___ Material for the task

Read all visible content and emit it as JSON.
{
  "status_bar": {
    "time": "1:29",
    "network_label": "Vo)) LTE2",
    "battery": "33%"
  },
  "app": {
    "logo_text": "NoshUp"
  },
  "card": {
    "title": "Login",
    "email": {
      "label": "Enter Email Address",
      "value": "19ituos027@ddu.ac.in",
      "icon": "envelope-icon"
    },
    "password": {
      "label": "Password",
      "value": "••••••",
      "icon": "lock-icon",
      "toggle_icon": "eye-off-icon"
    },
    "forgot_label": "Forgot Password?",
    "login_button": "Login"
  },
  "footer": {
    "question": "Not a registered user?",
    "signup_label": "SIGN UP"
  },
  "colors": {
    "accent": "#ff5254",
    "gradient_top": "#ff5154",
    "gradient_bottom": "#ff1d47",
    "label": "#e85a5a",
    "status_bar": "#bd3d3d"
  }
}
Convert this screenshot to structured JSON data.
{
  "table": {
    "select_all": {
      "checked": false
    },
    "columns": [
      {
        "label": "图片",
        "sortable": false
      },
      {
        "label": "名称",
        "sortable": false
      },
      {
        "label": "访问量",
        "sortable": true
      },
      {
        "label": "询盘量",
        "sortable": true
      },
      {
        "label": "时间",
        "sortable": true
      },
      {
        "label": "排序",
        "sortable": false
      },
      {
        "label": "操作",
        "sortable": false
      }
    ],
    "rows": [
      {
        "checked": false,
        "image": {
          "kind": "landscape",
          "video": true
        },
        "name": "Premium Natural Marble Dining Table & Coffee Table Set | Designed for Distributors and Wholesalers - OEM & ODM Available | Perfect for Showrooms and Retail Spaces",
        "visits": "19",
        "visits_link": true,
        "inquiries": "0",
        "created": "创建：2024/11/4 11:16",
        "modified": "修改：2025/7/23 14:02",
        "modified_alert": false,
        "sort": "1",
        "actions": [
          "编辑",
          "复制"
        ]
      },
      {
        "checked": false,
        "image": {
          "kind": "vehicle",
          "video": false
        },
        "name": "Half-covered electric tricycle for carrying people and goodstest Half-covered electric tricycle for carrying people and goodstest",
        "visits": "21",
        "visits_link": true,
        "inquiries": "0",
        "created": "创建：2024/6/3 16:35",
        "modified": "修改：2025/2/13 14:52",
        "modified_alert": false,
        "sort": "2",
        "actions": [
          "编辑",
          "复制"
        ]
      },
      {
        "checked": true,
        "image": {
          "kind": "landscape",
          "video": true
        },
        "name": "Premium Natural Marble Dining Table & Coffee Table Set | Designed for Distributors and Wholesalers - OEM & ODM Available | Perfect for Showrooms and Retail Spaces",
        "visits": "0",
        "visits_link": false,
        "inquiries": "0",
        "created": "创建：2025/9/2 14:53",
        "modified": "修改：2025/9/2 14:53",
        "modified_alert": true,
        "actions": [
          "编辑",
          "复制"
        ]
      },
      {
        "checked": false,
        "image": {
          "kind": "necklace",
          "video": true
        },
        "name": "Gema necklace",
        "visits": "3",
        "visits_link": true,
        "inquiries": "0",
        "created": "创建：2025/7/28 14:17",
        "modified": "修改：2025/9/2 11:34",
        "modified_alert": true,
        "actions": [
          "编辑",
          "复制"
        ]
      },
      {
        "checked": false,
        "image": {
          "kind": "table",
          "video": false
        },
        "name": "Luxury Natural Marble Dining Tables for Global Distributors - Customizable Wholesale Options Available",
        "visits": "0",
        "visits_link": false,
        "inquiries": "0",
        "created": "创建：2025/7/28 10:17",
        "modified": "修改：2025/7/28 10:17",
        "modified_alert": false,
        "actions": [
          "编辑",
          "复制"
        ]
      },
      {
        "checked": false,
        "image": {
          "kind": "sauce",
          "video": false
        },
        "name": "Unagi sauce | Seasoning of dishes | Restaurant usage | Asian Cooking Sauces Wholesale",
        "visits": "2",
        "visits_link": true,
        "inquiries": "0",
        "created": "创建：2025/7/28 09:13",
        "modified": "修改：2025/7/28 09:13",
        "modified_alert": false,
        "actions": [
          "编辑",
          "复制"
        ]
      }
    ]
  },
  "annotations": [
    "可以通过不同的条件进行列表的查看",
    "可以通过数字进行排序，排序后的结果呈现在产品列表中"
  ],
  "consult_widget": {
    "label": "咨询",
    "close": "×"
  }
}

______

▸ **Problem to solve**
Using the data above, repeat every line exactly.

▸ **Output for this exercise**
Read all visible content and emit it as JSON.
{
  "status_bar": {
    "time": "1:29",
    "network_label": "Vo)) LTE2",
    "battery": "33%"
  },
  "app": {
    "logo_text": "NoshUp"
  },
  "card": {
    "title": "Login",
    "email": {
      "label": "Enter Email Address",
      "value": "19ituos027@ddu.ac.in",
      "icon": "envelope-icon"
    },
    "password": {
      "label": "Password",
      "value": "••••••",
      "icon": "lock-icon",
      "toggle_icon": "eye-off-icon"
    },
    "forgot_label": "Forgot Password?",
    "login_button": "Login"
  },
  "footer": {
    "question": "Not a registered user?",
    "signup_label": "SIGN UP"
  },
  "colors": {
    "accent": "#ff5254",
    "gradient_top": "#ff5154",
    "gradient_bottom": "#ff1d47",
    "label": "#e85a5a",
    "status_bar": "#bd3d3d"
  }
}
Convert this screenshot to structured JSON data.
{
  "table": {
    "select_all": {
      "checked": false
    },
    "columns": [
      {
        "label": "图片",
        "sortable": false
      },
      {
        "label": "名称",
        "sortable": false
      },
      {
        "label": "访问量",
        "sortable": true
      },
      {
        "label": "询盘量",
        "sortable": true
      },
      {
        "label": "时间",
        "sortable": true
      },
      {
        "label": "排序",
        "sortable": false
      },
      {
        "label": "操作",
        "sortable": false
      }
    ],
    "rows": [
      {
        "checked": false,
        "image": {
          "kind": "landscape",
          "video": true
        },
        "name": "Premium Natural Marble Dining Table & Coffee Table Set | Designed for Distributors and Wholesalers - OEM & ODM Available | Perfect for Showrooms and Retail Spaces",
        "visits": "19",
        "visits_link": true,
        "inquiries": "0",
        "created": "创建：2024/11/4 11:16",
        "modified": "修改：2025/7/23 14:02",
        "modified_alert": false,
        "sort": "1",
        "actions": [
          "编辑",
          "复制"
        ]
      },
      {
        "checked": false,
        "image": {
          "kind": "vehicle",
          "video": false
        },
        "name": "Half-covered electric tricycle for carrying people and goodstest Half-covered electric tricycle for carrying people and goodstest",
        "visits": "21",
        "visits_link": true,
        "inquiries": "0",
        "created": "创建：2024/6/3 16:35",
        "modified": "修改：2025/2/13 14:52",
        "modified_alert": false,
        "sort": "2",
        "actions": [
          "编辑",
          "复制"
        ]
      },
      {
        "checked": true,
        "image": {
          "kind": "landscape",
          "video": true
        },
        "name": "Premium Natural Marble Dining Table & Coffee Table Set | Designed for Distributors and Wholesalers - OEM & ODM Available | Perfect for Showrooms and Retail Spaces",
        "visits": "0",
        "visits_link": false,
        "inquiries": "0",
        "created": "创建：2025/9/2 14:53",
        "modified": "修改：2025/9/2 14:53",
        "modified_alert": true,
        "actions": [
          "编辑",
          "复制"
        ]
      },
      {
        "checked": false,
        "image": {
          "kind": "necklace",
          "video": true
        },
        "name": "Gema necklace",
        "visits": "3",
        "visits_link": true,
        "inquiries": "0",
        "created": "创建：2025/7/28 14:17",
        "modified": "修改：2025/9/2 11:34",
        "modified_alert": true,
        "actions": [
          "编辑",
          "复制"
        ]
      },
      {
        "checked": false,
        "image": {
          "kind": "table",
          "video": false
        },
        "name": "Luxury Natural Marble Dining Tables for Global Distributors - Customizable Wholesale Options Available",
        "visits": "0",
        "visits_link": false,
        "inquiries": "0",
        "created": "创建：2025/7/28 10:17",
        "modified": "修改：2025/7/28 10:17",
        "modified_alert": false,
        "actions": [
          "编辑",
          "复制"
        ]
      },
      {
        "checked": false,
        "image": {
          "kind": "sauce",
          "video": false
        },
        "name": "Unagi sauce | Seasoning of dishes | Restaurant usage | Asian Cooking Sauces Wholesale",
        "visits": "2",
        "visits_link": true,
        "inquiries": "0",
        "created": "创建：2025/7/28 09:13",
        "modified": "修改：2025/7/28 09:13",
        "modified_alert": false,
        "actions": [
          "编辑",
          "复制"
        ]
      }
    ]
  },
  "annotations": [
    "可以通过不同的条件进行列表的查看",
    "可以通过数字进行排序，排序后的结果呈现在产品列表中"
  ],
  "consult_widget": {
    "label": "咨询",
    "close": "×"
  }
}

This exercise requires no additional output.